◆ GIVEN TASK
With the images removed, repeat the data below exactly.

(Saved entries)
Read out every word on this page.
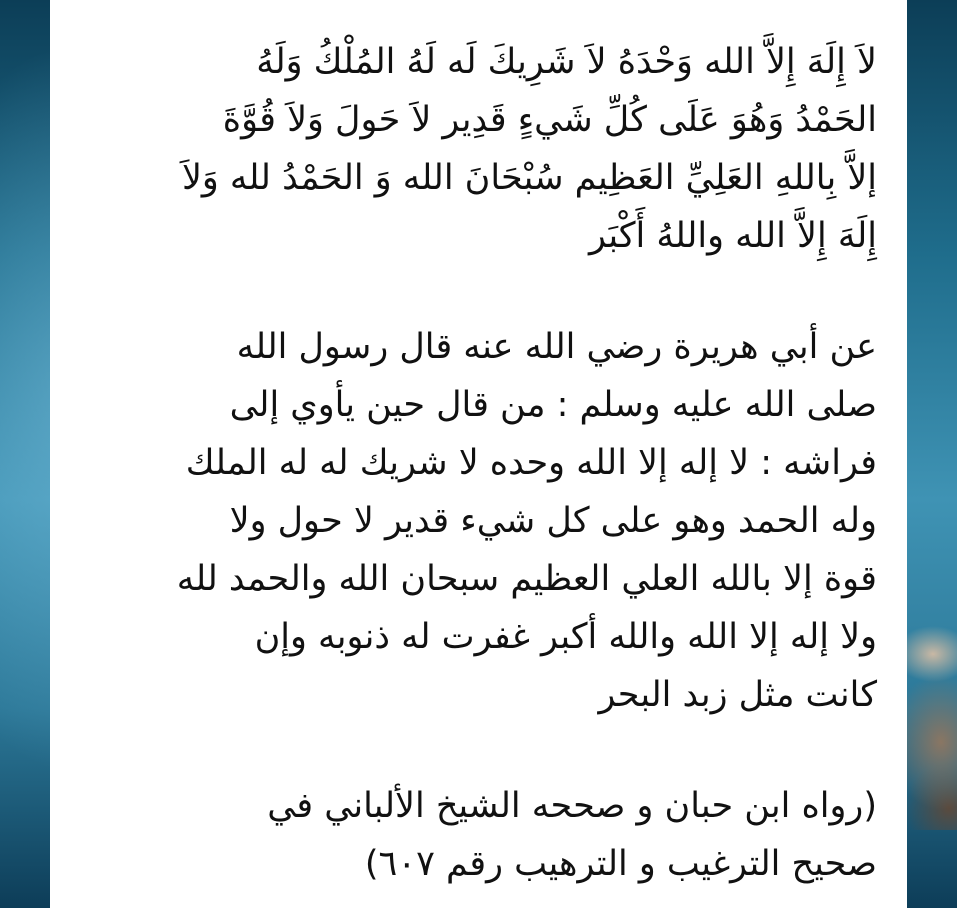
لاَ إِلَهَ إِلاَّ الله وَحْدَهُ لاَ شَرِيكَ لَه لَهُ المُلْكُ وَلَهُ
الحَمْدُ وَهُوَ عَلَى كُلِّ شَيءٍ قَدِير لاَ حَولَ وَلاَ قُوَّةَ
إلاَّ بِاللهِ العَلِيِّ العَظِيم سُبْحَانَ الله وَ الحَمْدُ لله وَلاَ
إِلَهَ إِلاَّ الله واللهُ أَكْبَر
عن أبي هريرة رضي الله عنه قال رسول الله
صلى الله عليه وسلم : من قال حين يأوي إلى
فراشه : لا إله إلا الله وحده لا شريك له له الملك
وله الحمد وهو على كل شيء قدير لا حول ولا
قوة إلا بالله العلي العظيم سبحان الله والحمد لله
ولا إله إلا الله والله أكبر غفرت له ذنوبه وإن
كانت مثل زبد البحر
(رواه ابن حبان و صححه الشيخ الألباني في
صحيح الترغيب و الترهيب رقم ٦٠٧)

◆ OUTPUT OF THE TASK
Read out every word on this page.
لاَ إِلَهَ إِلاَّ الله وَحْدَهُ لاَ شَرِيكَ لَه لَهُ المُلْكُ وَلَهُ
الحَمْدُ وَهُوَ عَلَى كُلِّ شَيءٍ قَدِير لاَ حَولَ وَلاَ قُوَّةَ
إلاَّ بِاللهِ العَلِيِّ العَظِيم سُبْحَانَ الله وَ الحَمْدُ لله وَلاَ
إِلَهَ إِلاَّ الله واللهُ أَكْبَر
عن أبي هريرة رضي الله عنه قال رسول الله
صلى الله عليه وسلم : من قال حين يأوي إلى
فراشه : لا إله إلا الله وحده لا شريك له له الملك
وله الحمد وهو على كل شيء قدير لا حول ولا
قوة إلا بالله العلي العظيم سبحان الله والحمد لله
ولا إله إلا الله والله أكبر غفرت له ذنوبه وإن
كانت مثل زبد البحر
(رواه ابن حبان و صححه الشيخ الألباني في
صحيح الترغيب و الترهيب رقم ٦٠٧)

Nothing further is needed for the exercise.